_SUPPLIED RECORDS_:
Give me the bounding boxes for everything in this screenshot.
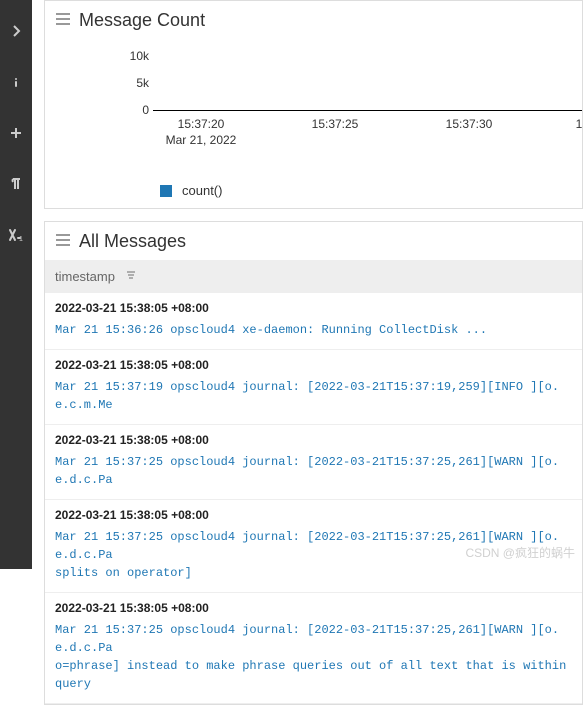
chevron-right-icon[interactable] bbox=[9, 24, 23, 41]
x-date-label: Mar 21, 2022 bbox=[166, 133, 237, 147]
panel-title: All Messages bbox=[79, 231, 186, 252]
y-tick: 0 bbox=[142, 103, 149, 117]
x-axis-line bbox=[153, 110, 582, 111]
row-message: Mar 21 15:37:25 opscloud4 journal: [2022… bbox=[55, 621, 572, 693]
row-message: Mar 21 15:36:26 opscloud4 xe-daemon: Run… bbox=[55, 321, 572, 339]
info-icon[interactable] bbox=[9, 75, 23, 92]
panel-all-messages: All Messages timestamp 2022-03-21 15:38:… bbox=[44, 221, 583, 705]
row-timestamp: 2022-03-21 15:38:05 +08:00 bbox=[55, 601, 572, 615]
table-row[interactable]: 2022-03-21 15:38:05 +08:00 Mar 21 15:37:2… bbox=[45, 593, 582, 704]
x-tick: 15:37:25 bbox=[312, 117, 359, 131]
row-message: Mar 21 15:37:25 opscloud4 journal: [2022… bbox=[55, 528, 572, 582]
svg-text:1: 1 bbox=[19, 236, 23, 242]
table-header: timestamp bbox=[45, 260, 582, 293]
paragraph-icon[interactable] bbox=[9, 177, 23, 194]
row-message: Mar 21 15:37:25 opscloud4 journal: [2022… bbox=[55, 453, 572, 489]
x-tick: 15:37:20 bbox=[178, 117, 225, 131]
sort-icon[interactable] bbox=[125, 269, 137, 284]
plus-icon[interactable] bbox=[9, 126, 23, 143]
chart-area: 10k 5k 0 15:37:20 15:37:25 15:37:30 15:3… bbox=[45, 39, 582, 179]
row-timestamp: 2022-03-21 15:38:05 +08:00 bbox=[55, 508, 572, 522]
column-header[interactable]: timestamp bbox=[55, 269, 115, 284]
table-row[interactable]: 2022-03-21 15:38:05 +08:00 Mar 21 15:37:1… bbox=[45, 350, 582, 425]
chart-legend: count() bbox=[45, 179, 582, 208]
table-row[interactable]: 2022-03-21 15:38:05 +08:00 Mar 21 15:36:2… bbox=[45, 293, 582, 350]
sidebar: 1 bbox=[0, 0, 32, 569]
row-message: Mar 21 15:37:19 opscloud4 journal: [2022… bbox=[55, 378, 572, 414]
x-tick: 15:37:30 bbox=[446, 117, 493, 131]
legend-label: count() bbox=[182, 183, 222, 198]
legend-swatch bbox=[160, 185, 172, 197]
row-timestamp: 2022-03-21 15:38:05 +08:00 bbox=[55, 433, 572, 447]
row-timestamp: 2022-03-21 15:38:05 +08:00 bbox=[55, 301, 572, 315]
hamburger-icon[interactable] bbox=[55, 10, 71, 31]
y-tick: 10k bbox=[130, 49, 149, 63]
table-row[interactable]: 2022-03-21 15:38:05 +08:00 Mar 21 15:37:2… bbox=[45, 425, 582, 500]
panel-message-count: Message Count 10k 5k 0 15:37:20 15:37:25… bbox=[44, 0, 583, 209]
row-timestamp: 2022-03-21 15:38:05 +08:00 bbox=[55, 358, 572, 372]
hamburger-icon[interactable] bbox=[55, 231, 71, 252]
x-tick: 15:37:35 bbox=[576, 117, 583, 131]
panel-title: Message Count bbox=[79, 10, 205, 31]
table-row[interactable]: 2022-03-21 15:38:05 +08:00 Mar 21 15:37:2… bbox=[45, 500, 582, 593]
y-tick: 5k bbox=[136, 76, 149, 90]
variable-icon[interactable]: 1 bbox=[8, 228, 24, 245]
main-content: Message Count 10k 5k 0 15:37:20 15:37:25… bbox=[44, 0, 583, 717]
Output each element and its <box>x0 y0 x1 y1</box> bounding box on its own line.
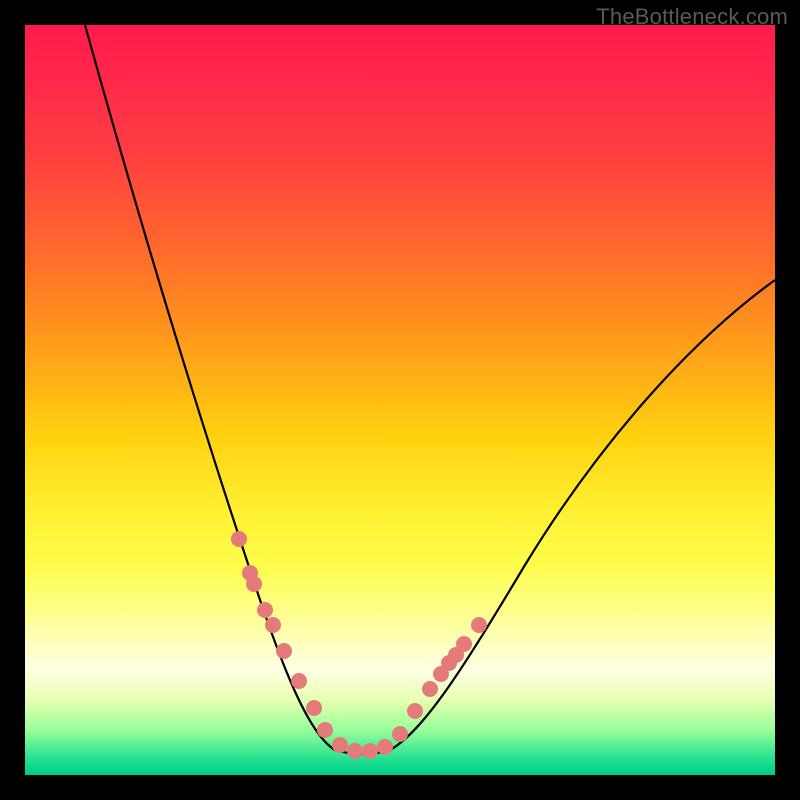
data-point <box>362 743 378 759</box>
data-point <box>276 643 292 659</box>
data-point <box>347 743 363 759</box>
data-points-group <box>231 531 487 759</box>
data-point <box>291 673 307 689</box>
data-point <box>246 576 262 592</box>
data-point <box>456 636 472 652</box>
data-point <box>422 681 438 697</box>
watermark-text: TheBottleneck.com <box>596 4 788 30</box>
data-point <box>471 617 487 633</box>
chart-svg <box>25 25 775 775</box>
data-point <box>257 602 273 618</box>
bottleneck-curve-line <box>85 25 775 754</box>
data-point <box>317 722 333 738</box>
data-point <box>407 703 423 719</box>
data-point <box>306 700 322 716</box>
chart-frame <box>25 25 775 775</box>
data-point <box>231 531 247 547</box>
data-point <box>332 737 348 753</box>
data-point <box>265 617 281 633</box>
data-point <box>392 726 408 742</box>
data-point <box>377 739 393 755</box>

_GIVEN REQUEST_: Reproduce the listing with each occurrence of "row-message" replaced by "log-message" and nothing else altered. Omit the pictures from your output.

_SOLUTION TO THE EXERCISE_:
Give me the bounding boxes for everything in this screenshot.
chevron-right-icon[interactable] bbox=[9, 24, 23, 41]
x-date-label: Mar 21, 2022 bbox=[166, 133, 237, 147]
panel-title: All Messages bbox=[79, 231, 186, 252]
y-tick: 0 bbox=[142, 103, 149, 117]
x-axis-line bbox=[153, 110, 582, 111]
log-message: Mar 21 15:37:25 opscloud4 journal: [2022… bbox=[55, 621, 572, 693]
log-message: Mar 21 15:36:26 opscloud4 xe-daemon: Run… bbox=[55, 321, 572, 339]
info-icon[interactable] bbox=[9, 75, 23, 92]
panel-all-messages: All Messages timestamp 2022-03-21 15:38:… bbox=[44, 221, 583, 705]
row-timestamp: 2022-03-21 15:38:05 +08:00 bbox=[55, 601, 572, 615]
table-row[interactable]: 2022-03-21 15:38:05 +08:00 Mar 21 15:37:2… bbox=[45, 593, 582, 704]
x-tick: 15:37:25 bbox=[312, 117, 359, 131]
log-message: Mar 21 15:37:25 opscloud4 journal: [2022… bbox=[55, 528, 572, 582]
svg-text:1: 1 bbox=[19, 236, 23, 242]
table-header: timestamp bbox=[45, 260, 582, 293]
paragraph-icon[interactable] bbox=[9, 177, 23, 194]
log-message: Mar 21 15:37:25 opscloud4 journal: [2022… bbox=[55, 453, 572, 489]
x-tick: 15:37:20 bbox=[178, 117, 225, 131]
sort-icon[interactable] bbox=[125, 269, 137, 284]
plus-icon[interactable] bbox=[9, 126, 23, 143]
chart-area: 10k 5k 0 15:37:20 15:37:25 15:37:30 15:3… bbox=[45, 39, 582, 179]
row-timestamp: 2022-03-21 15:38:05 +08:00 bbox=[55, 508, 572, 522]
column-header[interactable]: timestamp bbox=[55, 269, 115, 284]
table-row[interactable]: 2022-03-21 15:38:05 +08:00 Mar 21 15:37:1… bbox=[45, 350, 582, 425]
chart-legend: count() bbox=[45, 179, 582, 208]
table-row[interactable]: 2022-03-21 15:38:05 +08:00 Mar 21 15:36:2… bbox=[45, 293, 582, 350]
sidebar: 1 bbox=[0, 0, 32, 569]
log-message: Mar 21 15:37:19 opscloud4 journal: [2022… bbox=[55, 378, 572, 414]
x-tick: 15:37:30 bbox=[446, 117, 493, 131]
legend-label: count() bbox=[182, 183, 222, 198]
legend-swatch bbox=[160, 185, 172, 197]
row-timestamp: 2022-03-21 15:38:05 +08:00 bbox=[55, 433, 572, 447]
row-timestamp: 2022-03-21 15:38:05 +08:00 bbox=[55, 301, 572, 315]
hamburger-icon[interactable] bbox=[55, 10, 71, 31]
y-tick: 10k bbox=[130, 49, 149, 63]
table-row[interactable]: 2022-03-21 15:38:05 +08:00 Mar 21 15:37:2… bbox=[45, 425, 582, 500]
panel-message-count: Message Count 10k 5k 0 15:37:20 15:37:25… bbox=[44, 0, 583, 209]
row-timestamp: 2022-03-21 15:38:05 +08:00 bbox=[55, 358, 572, 372]
hamburger-icon[interactable] bbox=[55, 231, 71, 252]
x-tick: 15:37:35 bbox=[576, 117, 583, 131]
panel-title: Message Count bbox=[79, 10, 205, 31]
table-row[interactable]: 2022-03-21 15:38:05 +08:00 Mar 21 15:37:2… bbox=[45, 500, 582, 593]
y-tick: 5k bbox=[136, 76, 149, 90]
variable-icon[interactable]: 1 bbox=[8, 228, 24, 245]
main-content: Message Count 10k 5k 0 15:37:20 15:37:25… bbox=[44, 0, 583, 717]
Output each element and its <box>x0 y0 x1 y1</box> bounding box on its own line.
data-point <box>362 743 378 759</box>
data-point <box>276 643 292 659</box>
data-point <box>347 743 363 759</box>
data-points-group <box>231 531 487 759</box>
data-point <box>291 673 307 689</box>
data-point <box>246 576 262 592</box>
data-point <box>456 636 472 652</box>
data-point <box>422 681 438 697</box>
watermark-text: TheBottleneck.com <box>596 4 788 30</box>
data-point <box>471 617 487 633</box>
chart-svg <box>25 25 775 775</box>
data-point <box>257 602 273 618</box>
bottleneck-curve-line <box>85 25 775 754</box>
data-point <box>317 722 333 738</box>
data-point <box>407 703 423 719</box>
data-point <box>306 700 322 716</box>
chart-frame <box>25 25 775 775</box>
data-point <box>231 531 247 547</box>
data-point <box>332 737 348 753</box>
data-point <box>265 617 281 633</box>
data-point <box>392 726 408 742</box>
data-point <box>377 739 393 755</box>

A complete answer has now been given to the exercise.